:: EXTRAIT DU DOCUMENT ::
Le pape et l’utilité du marxisme
Par Frei Betto
[Article source sur: http://www.nsae.fr/]
Ce texte de Frei Betto, publié notamment par le journal Brazil de fato [1] le 16 avril 2012, réagit aux propos du pape Benoît XVI qui, à l’occasion de sa visite à Cuba fin mars 2012, avait déclaré que « l’idéologie marxiste [était] dépassée » et qu’« il [convenait] de trouver de nouveaux modèles ». On trouvera ci-après la traduction que vient d’en publier DIAL (Diffusion de l’Information sur Amérique latine).
Le pape Benoît XVI a raison : le marxisme n’est plus utile. Oui, le marxisme tel que beaucoup le comprennent dans l’Église catholique : une idéologie athée, qui a justifié les crimes de Staline et les barbaries de la Révolution culturelle chinoise. Accepter que le marxisme selon l’optique de Ratzinger est le marxisme selon l’optique de Marx serait comme identifier le catholicisme avec l’Inquisition.
On pourrait dire aujourd’hui : le catholicisme n’est plus utile. Parce qu’il n’est plus justifié aujourd’hui d’envoyer au bûcher des femmes accusées de sorcellerie ni de torturer des personnes suspectées d’hérésie. Cependant, heureusement, le catholicisme ne peut pas être identifié avec l’Inquisition, ni avec la pédophilie de prêtres et d’évêques.
De même, le marxisme ne se confond pas avec les marxistes qui ont l’utilisé pour répandre la peur, la terreur, et étouffer la liberté religieuse. Nous devons revenir à Marx pour savoir ce qu’est le marxisme, tout comme nous devons revenir à l’Évangile et à Jésus pour savoir ce qu’est le christianisme, et à François d’Assise pour savoir ce qu’est le catholicisme.
Tout au long de l’histoire, au nom des plus beaux discours ont été commis les crimes les plus odieux. Au nom de la démocratie, les États-Unis ont mis la main sur Porto Rico et sur la base cubaine de Guantánamo. Au nom du progrès, les pays d’Europe occidentale ont colonisé les peuples africains et laissé derrière eux la misère. Au nom de la liberté, la reine Victoria, du Royaume-Uni, a défendu en Chine une guerre de l’opium dévastatrice. Au nom de la paix, la Maison Blanche a commis l’acte le plus osé, génocidaire et terroriste de toute l’histoire : les bombes atomiques sur les populations d’Hiroshima et Nagasaki. Au nom de la liberté, les États-Unis ont implanté, dans presque toute l’Amérique latine, des dictatures sanguinaires durant trois décennies (1960-1980).

:: TRAVAIL DEMANDÉ ::
a - Répondez aux questions suivantes d'après l'article sur le pape et le marxisme :
(i) À quelle date le journal Brazil de fato a-t-il publié ce texte ?
(ii) Quelle souveraine a défendu en Chine une guerre de l'opium « au nom de la liberté » ?
(iii) À qui faut-il revenir pour savoir ce qu'est le catholicisme ?
b - Repérez dans le listing toutes les lignes contenant la chaîne « series » et recopiez-les, en respectant la casse.
Le texte et le listing n'ont aucun lien entre eux.

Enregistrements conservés
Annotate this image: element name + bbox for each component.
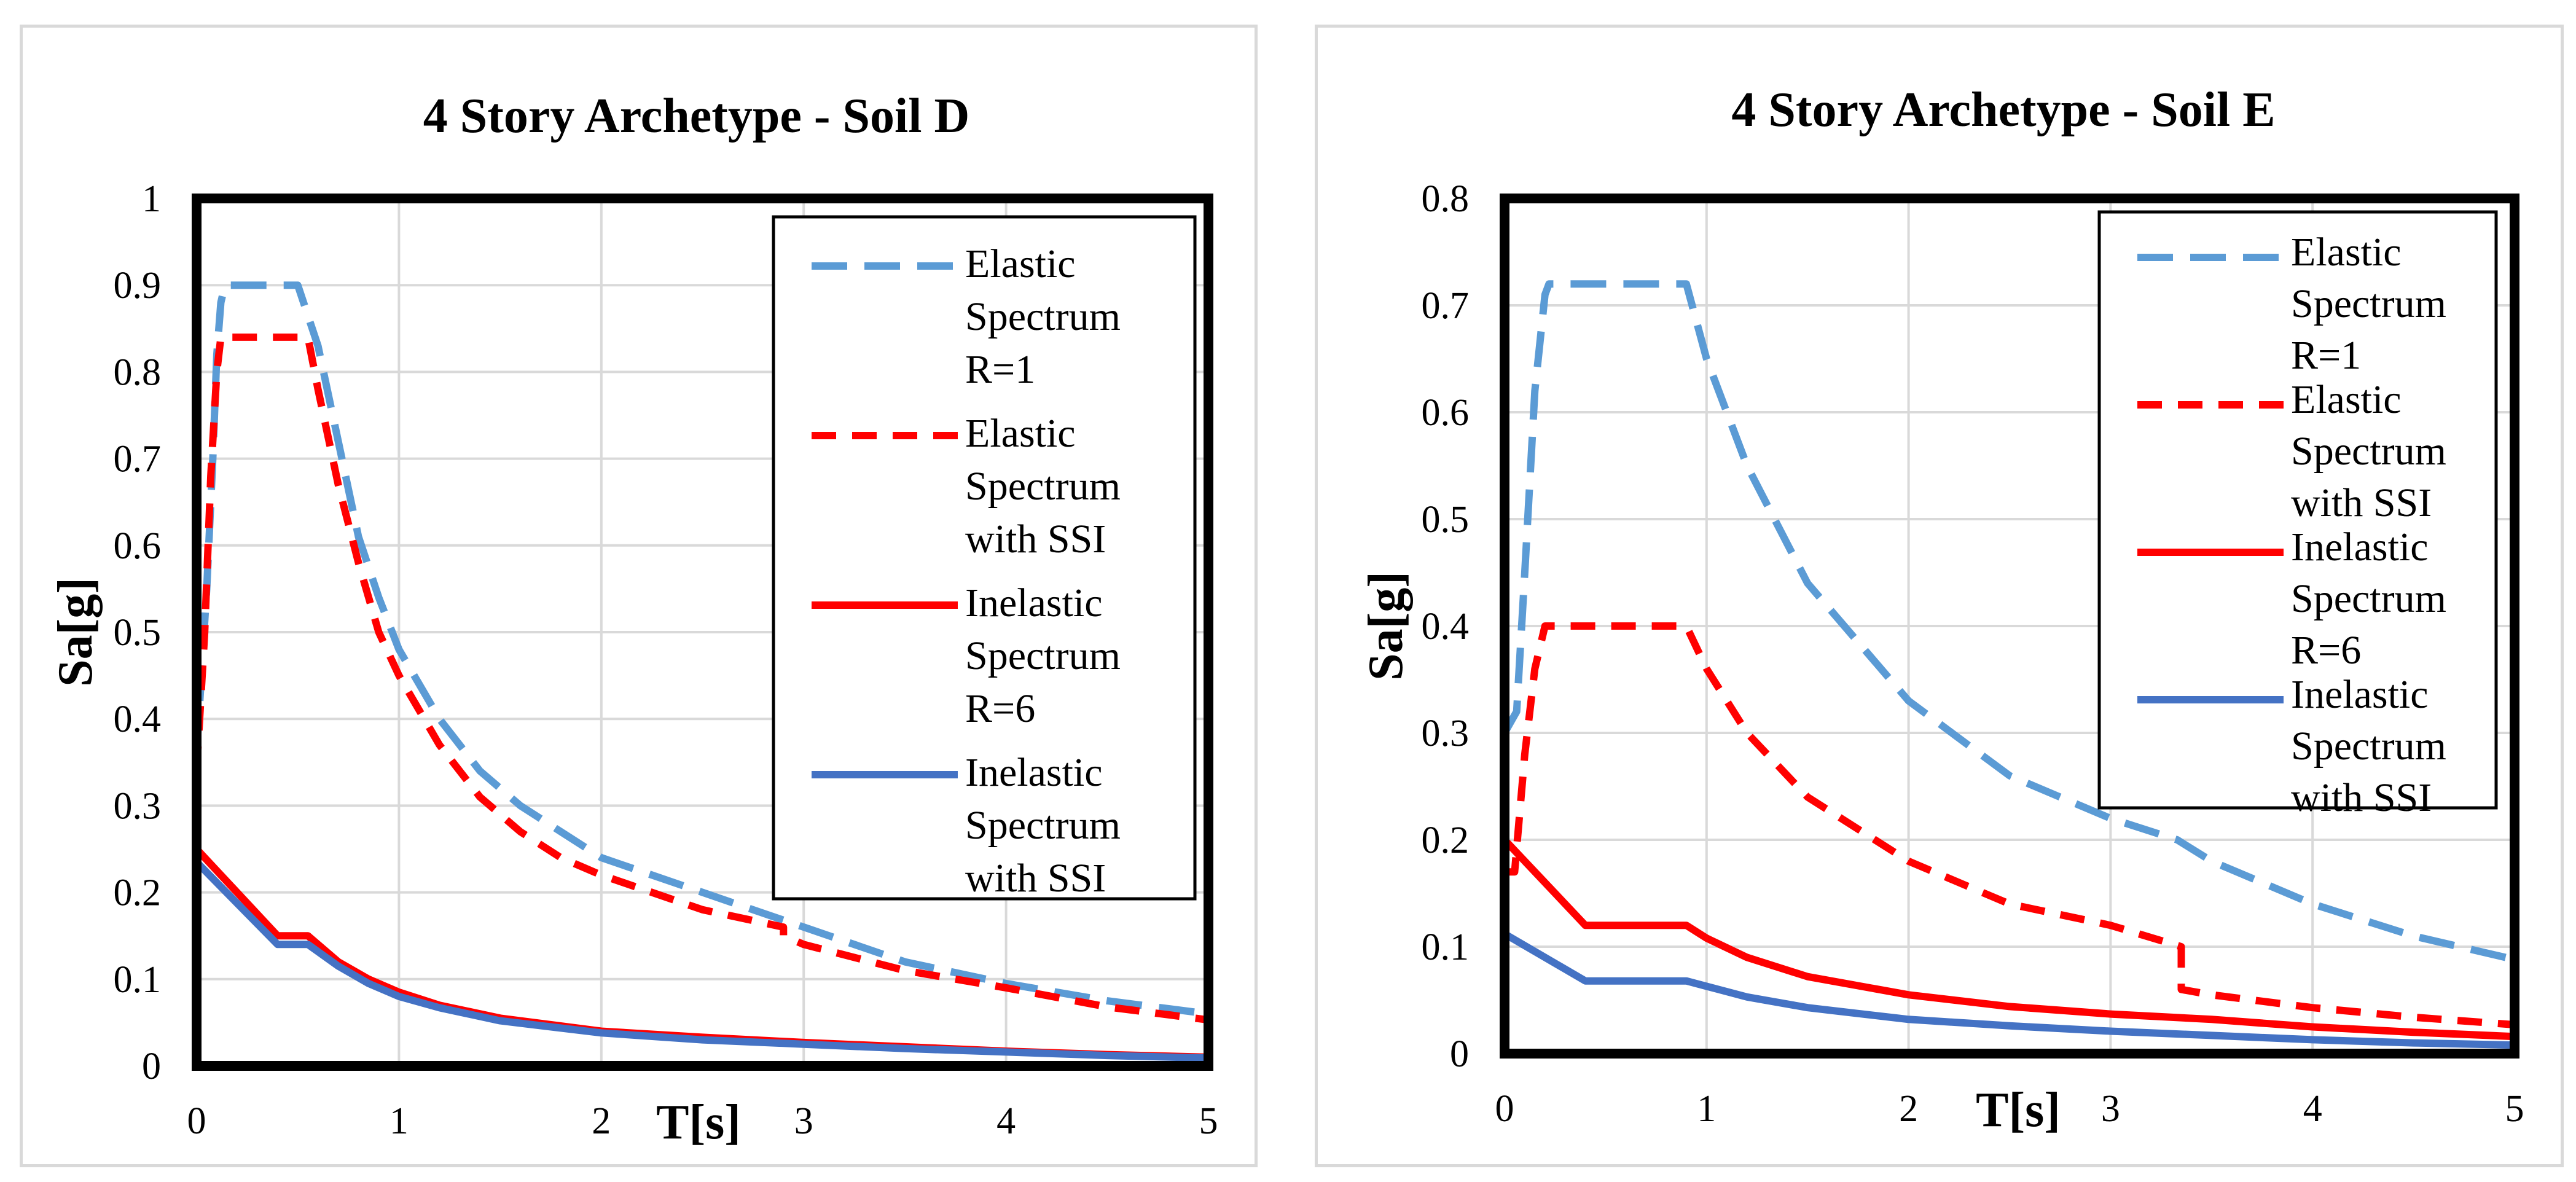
legend-label-2: Spectrum [965,464,1121,509]
y-tick-label: 0.2 [114,872,162,914]
x-tick-label: 2 [1899,1088,1918,1130]
legend-label-4: with SSI [2291,775,2432,820]
y-tick-label: 0 [142,1046,161,1087]
x-tick-label: 3 [794,1100,813,1142]
chart-soil-d: 4 Story Archetype - Soil D 0 0.1 0.2 0.3 0.4 0… [49,89,1218,1149]
y-axis-label: Sa[g] [49,577,103,687]
series-line-2 [1505,622,2515,1028]
legend-label-3: Spectrum [2291,576,2446,621]
x-tick-label: 2 [592,1100,611,1142]
x-tick-label: 5 [1199,1100,1218,1142]
x-tick-label: 1 [390,1100,409,1142]
x-tick-label: 4 [2303,1088,2322,1130]
legend-box [772,215,1197,901]
y-tick-label: 0.5 [1422,499,1470,541]
legend-label-1: Elastic [965,241,1076,286]
chart-panel-soil-d: 4 Story Archetype - Soil D 0 0.1 0.2 0.3 0.4 0… [20,25,1258,1167]
chart-panel-soil-e: 4 Story Archetype - Soil E 0 0.1 0.2 0.3 0.4 0… [1315,25,2564,1167]
plot-area-frame [192,194,1213,1071]
x-tick-label: 3 [2101,1088,2120,1130]
y-tick-label: 0 [1450,1033,1469,1075]
y-tick-label: 0.2 [1422,820,1470,861]
x-tick-label: 5 [2505,1088,2524,1130]
chart-title: 4 Story Archetype - Soil E [1731,83,2275,137]
y-tick-label: 0.3 [1422,713,1470,754]
legend-label-3: Inelastic [2291,525,2429,569]
legend-label-4: Inelastic [2291,672,2429,717]
y-tick-label: 0.4 [114,699,162,740]
y-tick-label: 0.8 [1422,178,1470,220]
legend-label-1: Elastic [2291,230,2402,275]
legend-label-4: Inelastic [965,750,1103,795]
y-tick-label: 0.6 [1422,392,1470,434]
y-tick-label: 0.1 [1422,926,1470,968]
x-tick-label: 1 [1697,1088,1716,1130]
series-line-1 [1501,280,2516,963]
plot-area-frame [1500,194,2519,1059]
legend-label-2: with SSI [2291,480,2432,525]
y-tick-label: 0.9 [114,265,162,307]
chart-soil-e: 4 Story Archetype - Soil E 0 0.1 0.2 0.3 0.4 0… [1359,83,2524,1137]
series-line-3 [1501,837,2515,1041]
y-tick-label: 0.7 [114,439,162,480]
series-line-4 [194,859,1209,1062]
y-tick-label: 0.6 [114,525,162,567]
legend-box [2097,210,2498,810]
legend-label-3: R=6 [965,686,1035,731]
y-tick-label: 1 [142,178,161,220]
legend-label-3: Inelastic [965,581,1103,625]
legend-label-4: with SSI [965,856,1106,901]
legend-label-2: Spectrum [2291,429,2446,474]
y-tick-label: 0.7 [1422,285,1470,327]
x-tick-label: 4 [996,1100,1016,1142]
legend-label-1: R=1 [965,347,1035,392]
legend-label-2: Elastic [965,411,1076,456]
legend-label-1: Spectrum [965,294,1121,339]
series-line-4 [1502,930,2515,1049]
legend-label-4: Spectrum [965,803,1121,848]
x-tick-label: 0 [1495,1088,1514,1130]
chart-title: 4 Story Archetype - Soil D [423,89,970,143]
y-axis-label: Sa[g] [1359,571,1413,681]
legend-label-3: Spectrum [965,633,1121,678]
legend-label-1: Spectrum [2291,281,2446,326]
legend-label-2: Elastic [2291,377,2402,422]
series-line-2 [193,333,1209,1024]
legend-label-1: R=1 [2291,333,2361,378]
x-axis-label: T[s] [656,1095,741,1149]
y-tick-label: 0.4 [1422,606,1470,648]
y-tick-label: 0.1 [114,959,162,1001]
legend-label-4: Spectrum [2291,724,2446,769]
series-line-1 [193,281,1209,1018]
x-axis-label: T[s] [1976,1083,2061,1137]
y-tick-label: 0.8 [114,351,162,393]
legend-label-3: R=6 [2291,628,2361,673]
y-tick-label: 0.5 [114,612,162,654]
y-tick-label: 0.3 [114,785,162,827]
x-tick-label: 0 [187,1100,206,1142]
legend-label-2: with SSI [965,517,1106,562]
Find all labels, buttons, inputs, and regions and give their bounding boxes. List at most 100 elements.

:: RÉPONSES PAR TÂCHE ::
a -
(i) Le 16 avril 2012.
(ii) La reine Victoria, du Royaume-Uni.
(iii) À François d'Assise.

b -
series-line-2 [1505,622,2515,1028]
series-line-1 [1501,280,2516,963]
series-line-3 [1501,837,2515,1041]
series-line-4 [194,859,1209,1062]
series-line-4 [1502,930,2515,1049]
series-line-2 [193,333,1209,1024]
series-line-1 [193,281,1209,1018]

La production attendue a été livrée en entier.